Menggugat Pemekaran Cilacap Barat

suaramerdeka.com (21 April 2009) HASIL penelitian studi kelayakan pemekaran Kabupaten Cilacap telah memunculkan berbagai kekhawatiran. Kekhawatiran itu menyeruak dari beberapa alasan. Alasan pertama, institusi yang meneliti belum berpengalaman melakukan studi kelayakan pemekaran terhadap suatu daerah.

Alasan lain, disiplin ilmu yang dimiliki tidak lengkap untuk mengadakan studi tersebut. Kontroversi bermunculan setelah membaca laporan hasil studi kelayakan pada 2008 yang digelar FISIP Unsoed.

Banyak aspek yang seharusnya dikaji, dianalisis, dan disimpulkan, ternyata tidak dikerjakan. Begitu juga dengan cara pengambilan sample dan data. Parameter yang digunakan tidak jelas dan bahasan juga tidak komprehensif.

Yang paling menggelikan, calon ibu kota Cilacap Barat yang akan dimekarkan telah disimpulkan, yakni lebih layak di Sidareja dibandingkan Majenang. Variabel yang menentukan simpulan itu adalah faktor aksesibilitas, topogeografi, kependudukan, fasilitas umum, respons masyarakat, dan sebagainya.

Namun tanpa memasukkan faktor potensi sumber daya alam dan pertahanan keamanan.

Untuk faktor aksesibilitas, tim penyusun menyimpulkan, Sidareja lebih mudah aksesnya bila menjadi ibu kota dibanding Majenang.

Melihat simpulan yang menggelikan ini, sepertinya peneliti tidak mengetahui di mana letak Majenang atau Sidareja.

Padahal, salah satu penentu faktor asesibilitas adalah ketersediaan sarana transportasi umum dan dimensi waktu.

Jangankan Sidareja, akses untuk Majenang jauh lebih mudah dibandingkan dengan Cilacap kota. Dari zaman baheula sampai kini banyak orang yang menyebut Kota Cilacap sebagai Kota Buntu. Dengan realita ini, dapat dibayangkan bila Sidareja dijadikan ibu kota kabupaten.

Tidaklah tepat jika hanya alasan jarak rata-rata antara Sidareja dengan kecamatan lain 4 kilo meter lebih dekat dibandingkan Majenang, maka disimpulkan aksesibilitas Sidareja leih mudah.

Jangan lupa, dekat tidak identik dengan mudah dan mudah tidak otomatis dekat. Contohnya, mana aksesibilitas yang lebih mudah? Majenang-Salem dengan jarak 20 kilo meter ataukah Majenang-Banjarpatroman dengan jarak 30 kilo meter.

> **Tujuan tugas A**
Susun baris-baris data menjadi daftar bernomor tanpa baris kosong, mulai dari baris pertama data sampai baris yang memuat "video-player[interactable]: ● POLMANS", dengan kedua ujungnya ikut dimasukkan.

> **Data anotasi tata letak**
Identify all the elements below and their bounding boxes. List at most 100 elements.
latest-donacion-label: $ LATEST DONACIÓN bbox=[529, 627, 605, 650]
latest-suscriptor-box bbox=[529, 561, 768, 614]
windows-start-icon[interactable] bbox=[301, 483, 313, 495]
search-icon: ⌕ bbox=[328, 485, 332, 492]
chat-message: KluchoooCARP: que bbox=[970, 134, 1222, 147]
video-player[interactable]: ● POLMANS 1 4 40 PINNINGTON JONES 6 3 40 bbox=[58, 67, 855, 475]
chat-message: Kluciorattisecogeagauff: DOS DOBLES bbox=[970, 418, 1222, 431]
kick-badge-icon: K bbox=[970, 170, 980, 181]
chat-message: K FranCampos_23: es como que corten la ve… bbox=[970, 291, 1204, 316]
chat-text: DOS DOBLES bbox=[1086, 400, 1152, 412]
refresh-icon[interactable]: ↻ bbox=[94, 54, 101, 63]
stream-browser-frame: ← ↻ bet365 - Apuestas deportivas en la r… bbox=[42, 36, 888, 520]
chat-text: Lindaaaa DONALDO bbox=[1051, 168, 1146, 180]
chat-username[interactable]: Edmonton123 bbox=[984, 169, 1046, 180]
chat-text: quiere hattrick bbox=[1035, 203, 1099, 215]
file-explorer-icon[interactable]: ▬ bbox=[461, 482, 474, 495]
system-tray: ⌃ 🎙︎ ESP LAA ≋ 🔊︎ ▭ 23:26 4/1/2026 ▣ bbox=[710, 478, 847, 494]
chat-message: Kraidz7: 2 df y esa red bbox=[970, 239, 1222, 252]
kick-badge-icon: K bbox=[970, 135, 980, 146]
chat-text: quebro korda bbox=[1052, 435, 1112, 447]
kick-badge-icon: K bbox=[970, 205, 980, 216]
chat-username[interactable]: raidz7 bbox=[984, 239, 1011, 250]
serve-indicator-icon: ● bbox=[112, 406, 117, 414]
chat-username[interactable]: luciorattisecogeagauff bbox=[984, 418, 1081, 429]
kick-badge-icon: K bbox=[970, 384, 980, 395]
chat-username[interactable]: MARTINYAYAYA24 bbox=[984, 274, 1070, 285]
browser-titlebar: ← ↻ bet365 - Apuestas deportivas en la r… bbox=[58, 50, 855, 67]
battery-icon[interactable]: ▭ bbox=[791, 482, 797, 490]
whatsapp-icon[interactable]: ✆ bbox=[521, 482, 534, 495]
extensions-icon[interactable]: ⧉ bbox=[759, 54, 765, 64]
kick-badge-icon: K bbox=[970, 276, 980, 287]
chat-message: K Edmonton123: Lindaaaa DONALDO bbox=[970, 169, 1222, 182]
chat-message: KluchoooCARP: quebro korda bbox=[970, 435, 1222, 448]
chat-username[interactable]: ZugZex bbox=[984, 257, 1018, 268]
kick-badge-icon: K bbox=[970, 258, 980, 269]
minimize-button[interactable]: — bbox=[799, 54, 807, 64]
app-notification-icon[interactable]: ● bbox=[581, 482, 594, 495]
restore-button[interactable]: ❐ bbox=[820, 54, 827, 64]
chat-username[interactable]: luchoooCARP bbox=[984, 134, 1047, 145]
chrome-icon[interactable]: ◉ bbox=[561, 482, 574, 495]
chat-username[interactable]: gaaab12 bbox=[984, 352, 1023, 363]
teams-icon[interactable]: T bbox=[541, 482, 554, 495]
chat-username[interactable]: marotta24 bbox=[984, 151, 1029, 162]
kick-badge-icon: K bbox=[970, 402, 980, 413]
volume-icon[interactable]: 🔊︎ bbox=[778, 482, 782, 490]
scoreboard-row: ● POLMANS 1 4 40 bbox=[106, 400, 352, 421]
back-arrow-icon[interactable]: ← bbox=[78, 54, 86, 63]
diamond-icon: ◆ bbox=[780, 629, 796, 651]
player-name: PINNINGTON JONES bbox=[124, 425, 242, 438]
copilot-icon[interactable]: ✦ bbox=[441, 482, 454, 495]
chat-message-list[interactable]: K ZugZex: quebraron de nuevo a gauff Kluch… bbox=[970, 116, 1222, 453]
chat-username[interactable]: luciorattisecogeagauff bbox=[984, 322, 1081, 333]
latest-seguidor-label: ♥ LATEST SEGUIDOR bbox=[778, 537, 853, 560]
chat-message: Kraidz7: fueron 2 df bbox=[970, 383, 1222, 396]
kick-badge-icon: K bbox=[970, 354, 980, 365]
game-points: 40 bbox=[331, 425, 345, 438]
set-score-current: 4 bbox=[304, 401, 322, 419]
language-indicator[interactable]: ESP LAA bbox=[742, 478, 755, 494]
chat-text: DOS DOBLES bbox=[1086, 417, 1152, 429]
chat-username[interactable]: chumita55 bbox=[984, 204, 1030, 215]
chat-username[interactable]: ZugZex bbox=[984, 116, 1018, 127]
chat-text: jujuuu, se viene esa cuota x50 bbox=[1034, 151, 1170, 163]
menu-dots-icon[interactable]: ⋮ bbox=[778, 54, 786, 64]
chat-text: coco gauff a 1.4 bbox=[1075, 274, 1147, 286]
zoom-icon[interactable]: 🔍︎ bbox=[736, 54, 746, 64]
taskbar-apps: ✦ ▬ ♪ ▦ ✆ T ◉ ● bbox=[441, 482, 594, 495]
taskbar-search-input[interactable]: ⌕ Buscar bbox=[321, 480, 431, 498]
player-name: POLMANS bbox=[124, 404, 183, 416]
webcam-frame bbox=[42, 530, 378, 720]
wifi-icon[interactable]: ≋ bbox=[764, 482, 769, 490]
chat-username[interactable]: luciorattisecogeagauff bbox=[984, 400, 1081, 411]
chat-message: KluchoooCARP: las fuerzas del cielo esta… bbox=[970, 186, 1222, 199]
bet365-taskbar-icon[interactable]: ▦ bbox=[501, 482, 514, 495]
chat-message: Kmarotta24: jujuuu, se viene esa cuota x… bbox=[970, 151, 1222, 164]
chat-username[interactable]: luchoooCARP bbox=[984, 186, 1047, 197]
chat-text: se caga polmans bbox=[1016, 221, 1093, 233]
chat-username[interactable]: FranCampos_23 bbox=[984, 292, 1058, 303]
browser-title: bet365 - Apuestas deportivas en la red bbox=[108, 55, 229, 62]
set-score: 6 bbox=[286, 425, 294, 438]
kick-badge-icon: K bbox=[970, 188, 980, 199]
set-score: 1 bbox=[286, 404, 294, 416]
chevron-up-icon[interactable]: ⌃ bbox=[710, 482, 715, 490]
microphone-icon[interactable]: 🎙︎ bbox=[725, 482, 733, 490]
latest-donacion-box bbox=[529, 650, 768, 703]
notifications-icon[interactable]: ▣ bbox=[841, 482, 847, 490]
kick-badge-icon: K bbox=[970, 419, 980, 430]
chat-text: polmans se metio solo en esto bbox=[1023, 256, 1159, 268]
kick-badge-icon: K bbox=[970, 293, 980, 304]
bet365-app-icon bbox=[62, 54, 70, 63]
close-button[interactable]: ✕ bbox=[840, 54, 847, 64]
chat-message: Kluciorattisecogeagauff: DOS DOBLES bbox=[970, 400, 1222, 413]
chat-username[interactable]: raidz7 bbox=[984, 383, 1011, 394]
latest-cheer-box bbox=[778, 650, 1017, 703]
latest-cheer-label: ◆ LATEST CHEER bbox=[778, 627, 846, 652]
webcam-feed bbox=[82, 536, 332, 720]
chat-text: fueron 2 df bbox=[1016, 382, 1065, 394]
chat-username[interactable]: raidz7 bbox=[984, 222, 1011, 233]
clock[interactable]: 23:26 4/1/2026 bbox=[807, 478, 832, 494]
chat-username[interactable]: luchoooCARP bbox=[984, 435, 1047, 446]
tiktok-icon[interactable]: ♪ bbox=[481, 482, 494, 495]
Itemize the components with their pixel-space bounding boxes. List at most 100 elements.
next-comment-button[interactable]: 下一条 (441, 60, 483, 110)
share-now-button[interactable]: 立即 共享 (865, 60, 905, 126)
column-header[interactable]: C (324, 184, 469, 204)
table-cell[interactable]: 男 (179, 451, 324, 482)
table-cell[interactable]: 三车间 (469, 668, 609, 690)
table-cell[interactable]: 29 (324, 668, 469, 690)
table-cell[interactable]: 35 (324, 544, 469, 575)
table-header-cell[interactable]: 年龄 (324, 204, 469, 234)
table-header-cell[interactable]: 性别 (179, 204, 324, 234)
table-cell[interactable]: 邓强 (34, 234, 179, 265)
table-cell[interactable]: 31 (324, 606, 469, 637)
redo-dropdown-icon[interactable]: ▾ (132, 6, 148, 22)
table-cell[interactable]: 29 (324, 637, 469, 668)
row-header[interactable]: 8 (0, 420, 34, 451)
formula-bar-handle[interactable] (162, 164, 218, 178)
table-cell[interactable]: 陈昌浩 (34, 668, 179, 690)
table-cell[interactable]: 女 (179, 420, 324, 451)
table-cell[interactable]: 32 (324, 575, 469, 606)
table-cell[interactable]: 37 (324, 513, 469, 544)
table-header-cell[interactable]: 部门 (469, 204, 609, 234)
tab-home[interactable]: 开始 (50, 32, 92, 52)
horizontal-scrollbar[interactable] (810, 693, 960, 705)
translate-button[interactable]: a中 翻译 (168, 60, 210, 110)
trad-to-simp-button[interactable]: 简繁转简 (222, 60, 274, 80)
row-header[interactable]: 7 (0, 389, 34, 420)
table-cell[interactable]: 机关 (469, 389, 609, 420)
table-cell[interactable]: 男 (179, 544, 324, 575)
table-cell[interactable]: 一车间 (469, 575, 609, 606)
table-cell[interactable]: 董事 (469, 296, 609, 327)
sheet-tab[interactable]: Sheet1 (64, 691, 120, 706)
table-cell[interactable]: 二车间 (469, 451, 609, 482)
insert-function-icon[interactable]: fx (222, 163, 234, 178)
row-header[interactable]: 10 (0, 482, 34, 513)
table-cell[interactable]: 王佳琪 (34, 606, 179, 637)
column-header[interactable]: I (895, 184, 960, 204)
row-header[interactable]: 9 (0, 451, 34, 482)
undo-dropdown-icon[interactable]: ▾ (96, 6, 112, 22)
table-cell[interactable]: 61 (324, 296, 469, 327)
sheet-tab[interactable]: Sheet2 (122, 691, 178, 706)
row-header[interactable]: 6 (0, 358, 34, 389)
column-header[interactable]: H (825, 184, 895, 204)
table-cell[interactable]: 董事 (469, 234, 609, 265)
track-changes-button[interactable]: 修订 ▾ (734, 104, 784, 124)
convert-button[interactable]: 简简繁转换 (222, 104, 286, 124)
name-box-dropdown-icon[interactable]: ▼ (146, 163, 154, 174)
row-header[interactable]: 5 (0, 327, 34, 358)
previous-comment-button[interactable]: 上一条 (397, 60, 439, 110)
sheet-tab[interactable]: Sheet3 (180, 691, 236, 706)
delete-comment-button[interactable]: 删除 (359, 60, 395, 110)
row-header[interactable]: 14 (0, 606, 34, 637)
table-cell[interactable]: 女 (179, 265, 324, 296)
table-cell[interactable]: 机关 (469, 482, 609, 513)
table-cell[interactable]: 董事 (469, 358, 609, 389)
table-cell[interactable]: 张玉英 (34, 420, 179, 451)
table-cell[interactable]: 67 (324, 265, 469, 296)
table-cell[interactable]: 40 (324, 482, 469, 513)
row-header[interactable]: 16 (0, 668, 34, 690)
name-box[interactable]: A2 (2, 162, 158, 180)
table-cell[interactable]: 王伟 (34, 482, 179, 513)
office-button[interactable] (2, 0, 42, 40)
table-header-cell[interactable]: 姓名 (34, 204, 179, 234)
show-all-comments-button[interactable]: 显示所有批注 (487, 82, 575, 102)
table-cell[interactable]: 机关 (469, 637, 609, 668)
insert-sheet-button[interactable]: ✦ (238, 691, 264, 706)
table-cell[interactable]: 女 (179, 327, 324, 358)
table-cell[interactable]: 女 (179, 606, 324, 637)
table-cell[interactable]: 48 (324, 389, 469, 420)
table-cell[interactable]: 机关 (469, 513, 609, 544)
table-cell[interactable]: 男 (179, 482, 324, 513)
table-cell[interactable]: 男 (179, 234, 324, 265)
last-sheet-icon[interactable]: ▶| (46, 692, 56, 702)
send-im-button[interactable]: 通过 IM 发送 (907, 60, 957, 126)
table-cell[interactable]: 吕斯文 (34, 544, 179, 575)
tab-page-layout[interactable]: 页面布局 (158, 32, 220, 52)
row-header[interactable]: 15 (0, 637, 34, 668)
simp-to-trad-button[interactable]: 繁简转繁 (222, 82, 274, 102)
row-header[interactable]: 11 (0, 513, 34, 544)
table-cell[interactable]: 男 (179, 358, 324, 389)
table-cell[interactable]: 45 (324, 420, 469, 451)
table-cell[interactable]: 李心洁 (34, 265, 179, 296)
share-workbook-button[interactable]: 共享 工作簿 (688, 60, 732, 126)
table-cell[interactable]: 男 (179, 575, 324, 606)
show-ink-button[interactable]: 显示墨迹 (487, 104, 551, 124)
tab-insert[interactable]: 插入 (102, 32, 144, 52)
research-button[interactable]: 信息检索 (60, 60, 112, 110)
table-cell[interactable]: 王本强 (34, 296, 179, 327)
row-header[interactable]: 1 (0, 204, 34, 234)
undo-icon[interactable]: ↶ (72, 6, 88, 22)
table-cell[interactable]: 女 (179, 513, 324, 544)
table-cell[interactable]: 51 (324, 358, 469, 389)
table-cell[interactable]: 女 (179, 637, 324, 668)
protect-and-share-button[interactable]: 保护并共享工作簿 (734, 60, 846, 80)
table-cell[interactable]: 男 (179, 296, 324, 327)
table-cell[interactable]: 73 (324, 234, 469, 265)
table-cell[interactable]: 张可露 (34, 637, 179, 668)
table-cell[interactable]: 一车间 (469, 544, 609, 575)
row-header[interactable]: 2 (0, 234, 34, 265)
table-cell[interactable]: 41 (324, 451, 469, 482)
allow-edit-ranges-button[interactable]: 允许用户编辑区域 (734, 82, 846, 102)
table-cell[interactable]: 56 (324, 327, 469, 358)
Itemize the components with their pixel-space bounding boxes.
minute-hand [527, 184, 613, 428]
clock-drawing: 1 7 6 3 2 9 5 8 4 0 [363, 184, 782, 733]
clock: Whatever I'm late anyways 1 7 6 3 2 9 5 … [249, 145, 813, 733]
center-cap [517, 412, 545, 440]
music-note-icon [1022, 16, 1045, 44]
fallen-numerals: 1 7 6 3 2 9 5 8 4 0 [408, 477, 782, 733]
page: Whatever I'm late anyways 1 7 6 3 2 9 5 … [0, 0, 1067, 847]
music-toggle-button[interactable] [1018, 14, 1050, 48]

> **Tujuan tugas B**
Ringkas cuplikan halaman tentang pemekaran Cilacap Barat dalam dua kalimat.

> **Contoh jawaban A**
1. Identify all the elements below and their bounding boxes. List at most 100 elements.
2. latest-donacion-label: $ LATEST DONACIÓN bbox=[529, 627, 605, 650]
3. latest-suscriptor-box bbox=[529, 561, 768, 614]
4. windows-start-icon[interactable] bbox=[301, 483, 313, 495]
5. search-icon: ⌕ bbox=[328, 485, 332, 492]
6. chat-message: KluchoooCARP: que bbox=[970, 134, 1222, 147]
7. video-player[interactable]: ● POLMANS 1 4 40 PINNINGTON JONES 6 3 40 bbox=[58, 67, 855, 475]

> **Contoh jawaban B**
Hasil studi kelayakan pemekaran Kabupaten Cilacap yang digelar FISIP Unsoed pada 2008 memunculkan kekhawatiran karena institusi penelitinya belum berpengalaman, disiplin ilmunya tidak lengkap, banyak aspek tidak dikaji, dan parameternya tidak jelas. Simpulan bahwa Sidareja lebih layak menjadi ibu kota Cilacap Barat daripada Majenang disebut menggelikan karena tidak memasukkan faktor sumber daya alam serta pertahanan keamanan dan hanya bersandar pada jarak rata-rata yang 4 kilometer lebih dekat, padahal dekat tidak identik dengan mudah.